Short problem:
Search the data below for the word "Leff" and copy each line that holds it.

Given data:
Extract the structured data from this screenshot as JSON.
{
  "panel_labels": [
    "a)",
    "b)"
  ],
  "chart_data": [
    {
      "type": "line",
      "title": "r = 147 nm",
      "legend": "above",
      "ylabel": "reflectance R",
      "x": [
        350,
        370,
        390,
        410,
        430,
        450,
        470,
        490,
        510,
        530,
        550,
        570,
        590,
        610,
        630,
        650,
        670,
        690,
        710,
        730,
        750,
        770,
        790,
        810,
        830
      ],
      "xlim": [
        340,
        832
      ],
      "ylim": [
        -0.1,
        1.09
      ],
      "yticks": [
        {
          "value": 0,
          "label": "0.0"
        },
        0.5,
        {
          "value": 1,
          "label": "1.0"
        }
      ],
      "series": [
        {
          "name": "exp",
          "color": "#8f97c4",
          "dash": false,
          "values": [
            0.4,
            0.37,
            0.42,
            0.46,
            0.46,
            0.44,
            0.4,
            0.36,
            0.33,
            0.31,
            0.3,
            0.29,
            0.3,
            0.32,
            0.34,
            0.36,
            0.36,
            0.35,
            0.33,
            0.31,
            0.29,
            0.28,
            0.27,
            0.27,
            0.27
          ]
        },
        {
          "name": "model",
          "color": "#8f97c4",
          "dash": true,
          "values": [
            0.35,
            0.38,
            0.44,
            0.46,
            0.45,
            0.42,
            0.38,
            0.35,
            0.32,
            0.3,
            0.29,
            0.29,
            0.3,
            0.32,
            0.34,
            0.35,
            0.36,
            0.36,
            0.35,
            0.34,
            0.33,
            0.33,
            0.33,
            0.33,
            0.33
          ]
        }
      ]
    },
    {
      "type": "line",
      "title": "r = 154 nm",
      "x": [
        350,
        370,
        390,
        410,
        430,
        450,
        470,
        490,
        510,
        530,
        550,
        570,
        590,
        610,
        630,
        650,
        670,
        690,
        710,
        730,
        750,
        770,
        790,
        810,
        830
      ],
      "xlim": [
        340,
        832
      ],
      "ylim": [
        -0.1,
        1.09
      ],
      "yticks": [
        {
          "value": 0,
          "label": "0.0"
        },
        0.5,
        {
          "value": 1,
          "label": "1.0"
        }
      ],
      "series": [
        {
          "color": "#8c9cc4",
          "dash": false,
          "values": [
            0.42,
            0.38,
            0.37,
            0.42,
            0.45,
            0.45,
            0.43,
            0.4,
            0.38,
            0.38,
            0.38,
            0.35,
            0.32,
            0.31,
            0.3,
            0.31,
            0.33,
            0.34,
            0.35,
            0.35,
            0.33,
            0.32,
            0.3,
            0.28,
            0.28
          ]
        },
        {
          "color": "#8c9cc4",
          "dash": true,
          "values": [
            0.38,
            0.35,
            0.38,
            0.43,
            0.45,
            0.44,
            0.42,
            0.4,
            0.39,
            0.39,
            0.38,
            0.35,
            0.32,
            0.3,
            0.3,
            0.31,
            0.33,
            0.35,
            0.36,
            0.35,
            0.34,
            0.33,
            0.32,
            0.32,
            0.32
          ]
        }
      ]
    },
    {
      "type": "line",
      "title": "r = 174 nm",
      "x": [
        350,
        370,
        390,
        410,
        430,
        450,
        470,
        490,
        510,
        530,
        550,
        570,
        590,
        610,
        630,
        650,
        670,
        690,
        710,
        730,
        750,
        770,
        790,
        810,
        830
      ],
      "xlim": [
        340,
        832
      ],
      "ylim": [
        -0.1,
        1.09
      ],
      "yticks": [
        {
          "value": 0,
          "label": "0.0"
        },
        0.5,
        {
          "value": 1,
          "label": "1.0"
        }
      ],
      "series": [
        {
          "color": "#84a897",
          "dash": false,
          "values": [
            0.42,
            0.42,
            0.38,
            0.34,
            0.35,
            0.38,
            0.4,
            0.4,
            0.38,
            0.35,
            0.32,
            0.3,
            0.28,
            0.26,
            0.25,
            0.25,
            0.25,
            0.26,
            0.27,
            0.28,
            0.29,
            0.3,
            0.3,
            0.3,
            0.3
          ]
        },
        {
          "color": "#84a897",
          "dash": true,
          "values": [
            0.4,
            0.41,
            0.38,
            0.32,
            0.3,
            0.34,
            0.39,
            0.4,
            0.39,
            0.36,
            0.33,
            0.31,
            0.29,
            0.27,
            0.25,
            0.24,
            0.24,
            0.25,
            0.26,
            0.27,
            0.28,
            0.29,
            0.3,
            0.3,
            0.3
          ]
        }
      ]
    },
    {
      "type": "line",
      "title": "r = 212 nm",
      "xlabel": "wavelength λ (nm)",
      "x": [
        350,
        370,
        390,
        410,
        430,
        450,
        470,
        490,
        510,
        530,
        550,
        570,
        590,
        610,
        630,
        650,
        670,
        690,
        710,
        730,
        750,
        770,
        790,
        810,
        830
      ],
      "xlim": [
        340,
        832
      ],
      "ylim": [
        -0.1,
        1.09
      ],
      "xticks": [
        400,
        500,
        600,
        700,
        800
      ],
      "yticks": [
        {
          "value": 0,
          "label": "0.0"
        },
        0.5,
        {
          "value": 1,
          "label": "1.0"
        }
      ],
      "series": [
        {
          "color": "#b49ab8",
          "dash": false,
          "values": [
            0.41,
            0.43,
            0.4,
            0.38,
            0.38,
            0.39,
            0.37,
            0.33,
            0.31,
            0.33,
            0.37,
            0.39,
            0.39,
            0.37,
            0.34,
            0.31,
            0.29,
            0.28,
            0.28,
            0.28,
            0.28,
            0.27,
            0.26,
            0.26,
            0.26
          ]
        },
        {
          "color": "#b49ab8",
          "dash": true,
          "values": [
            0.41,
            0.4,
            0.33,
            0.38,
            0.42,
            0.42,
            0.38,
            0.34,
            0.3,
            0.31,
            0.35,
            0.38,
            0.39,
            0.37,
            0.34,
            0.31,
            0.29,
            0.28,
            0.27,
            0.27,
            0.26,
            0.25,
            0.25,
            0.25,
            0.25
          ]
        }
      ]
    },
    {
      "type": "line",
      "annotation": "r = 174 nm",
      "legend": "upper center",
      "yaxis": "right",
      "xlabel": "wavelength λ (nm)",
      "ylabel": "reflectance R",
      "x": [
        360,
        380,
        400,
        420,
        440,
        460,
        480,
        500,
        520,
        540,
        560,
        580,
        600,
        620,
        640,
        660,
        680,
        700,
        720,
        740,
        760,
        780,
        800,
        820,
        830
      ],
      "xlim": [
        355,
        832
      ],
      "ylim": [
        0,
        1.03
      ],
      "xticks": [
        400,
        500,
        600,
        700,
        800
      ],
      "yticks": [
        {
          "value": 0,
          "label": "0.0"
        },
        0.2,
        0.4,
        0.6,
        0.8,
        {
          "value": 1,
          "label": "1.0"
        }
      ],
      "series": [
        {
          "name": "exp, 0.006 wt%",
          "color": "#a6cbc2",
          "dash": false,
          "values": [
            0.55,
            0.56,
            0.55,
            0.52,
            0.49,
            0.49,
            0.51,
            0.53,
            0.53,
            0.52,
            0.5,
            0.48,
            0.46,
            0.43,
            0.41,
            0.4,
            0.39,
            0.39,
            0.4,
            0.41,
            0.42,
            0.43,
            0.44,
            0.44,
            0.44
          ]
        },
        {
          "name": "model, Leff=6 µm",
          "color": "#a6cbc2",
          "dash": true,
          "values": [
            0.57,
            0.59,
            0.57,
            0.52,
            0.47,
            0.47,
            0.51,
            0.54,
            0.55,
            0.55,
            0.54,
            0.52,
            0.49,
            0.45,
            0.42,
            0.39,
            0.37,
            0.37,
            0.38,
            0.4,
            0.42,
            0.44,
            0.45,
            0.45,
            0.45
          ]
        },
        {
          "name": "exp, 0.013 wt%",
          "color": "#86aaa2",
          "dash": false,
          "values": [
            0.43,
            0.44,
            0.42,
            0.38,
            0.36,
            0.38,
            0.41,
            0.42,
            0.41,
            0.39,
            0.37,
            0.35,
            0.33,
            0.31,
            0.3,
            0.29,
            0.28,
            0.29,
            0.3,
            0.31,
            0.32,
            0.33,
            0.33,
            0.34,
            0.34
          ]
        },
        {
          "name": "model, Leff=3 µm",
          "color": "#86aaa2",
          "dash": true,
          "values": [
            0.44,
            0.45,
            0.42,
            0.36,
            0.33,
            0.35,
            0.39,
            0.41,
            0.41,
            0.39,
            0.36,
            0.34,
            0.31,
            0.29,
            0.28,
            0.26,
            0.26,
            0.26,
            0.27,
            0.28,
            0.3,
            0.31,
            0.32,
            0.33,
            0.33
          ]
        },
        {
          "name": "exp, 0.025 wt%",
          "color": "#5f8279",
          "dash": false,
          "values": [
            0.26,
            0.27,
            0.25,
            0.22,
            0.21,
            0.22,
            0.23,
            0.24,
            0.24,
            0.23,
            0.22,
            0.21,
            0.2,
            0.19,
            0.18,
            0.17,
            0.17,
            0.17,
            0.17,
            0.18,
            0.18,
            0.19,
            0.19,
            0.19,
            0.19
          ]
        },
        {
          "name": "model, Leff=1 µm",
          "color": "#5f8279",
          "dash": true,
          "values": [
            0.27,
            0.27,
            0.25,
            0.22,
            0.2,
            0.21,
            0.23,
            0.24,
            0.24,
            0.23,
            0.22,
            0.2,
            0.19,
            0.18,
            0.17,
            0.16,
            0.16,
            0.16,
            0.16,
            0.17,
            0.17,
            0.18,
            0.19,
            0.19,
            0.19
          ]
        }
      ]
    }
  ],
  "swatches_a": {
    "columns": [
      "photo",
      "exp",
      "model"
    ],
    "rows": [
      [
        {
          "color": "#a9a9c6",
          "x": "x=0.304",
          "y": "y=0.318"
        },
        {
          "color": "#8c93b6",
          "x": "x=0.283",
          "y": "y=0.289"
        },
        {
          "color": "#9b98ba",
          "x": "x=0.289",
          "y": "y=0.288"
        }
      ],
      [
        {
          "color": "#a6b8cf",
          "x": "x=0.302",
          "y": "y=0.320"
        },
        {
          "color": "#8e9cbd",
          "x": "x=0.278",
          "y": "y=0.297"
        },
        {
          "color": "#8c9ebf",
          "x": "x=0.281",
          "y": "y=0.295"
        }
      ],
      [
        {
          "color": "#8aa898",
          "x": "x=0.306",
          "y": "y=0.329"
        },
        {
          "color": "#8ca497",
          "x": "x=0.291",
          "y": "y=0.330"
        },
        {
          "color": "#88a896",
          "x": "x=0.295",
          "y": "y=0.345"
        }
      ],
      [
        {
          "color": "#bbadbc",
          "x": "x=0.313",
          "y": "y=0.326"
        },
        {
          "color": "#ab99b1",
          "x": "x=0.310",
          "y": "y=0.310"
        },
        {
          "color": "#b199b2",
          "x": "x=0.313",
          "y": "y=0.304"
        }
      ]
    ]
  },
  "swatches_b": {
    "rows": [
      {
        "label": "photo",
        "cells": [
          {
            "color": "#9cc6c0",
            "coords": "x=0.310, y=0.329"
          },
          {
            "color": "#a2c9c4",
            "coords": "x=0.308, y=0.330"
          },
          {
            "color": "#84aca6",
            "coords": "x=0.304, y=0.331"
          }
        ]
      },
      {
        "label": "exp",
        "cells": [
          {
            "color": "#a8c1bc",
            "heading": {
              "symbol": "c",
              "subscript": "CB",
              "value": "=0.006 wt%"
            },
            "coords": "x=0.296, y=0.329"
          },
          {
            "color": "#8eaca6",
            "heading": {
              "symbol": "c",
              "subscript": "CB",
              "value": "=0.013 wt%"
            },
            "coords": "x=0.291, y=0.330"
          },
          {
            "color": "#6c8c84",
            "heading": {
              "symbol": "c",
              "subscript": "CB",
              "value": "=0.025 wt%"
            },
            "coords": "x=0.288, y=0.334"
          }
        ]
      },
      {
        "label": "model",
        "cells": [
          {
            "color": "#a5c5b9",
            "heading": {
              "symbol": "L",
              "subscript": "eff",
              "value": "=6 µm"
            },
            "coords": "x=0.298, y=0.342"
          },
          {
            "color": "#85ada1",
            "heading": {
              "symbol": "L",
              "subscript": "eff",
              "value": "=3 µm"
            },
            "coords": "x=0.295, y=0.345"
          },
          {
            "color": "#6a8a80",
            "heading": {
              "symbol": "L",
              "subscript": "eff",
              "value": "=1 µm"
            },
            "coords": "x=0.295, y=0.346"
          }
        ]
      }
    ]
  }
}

Answer to the exercise:
          "name": "model, Leff=6 µm",
          "name": "model, Leff=3 µm",
          "name": "model, Leff=1 µm",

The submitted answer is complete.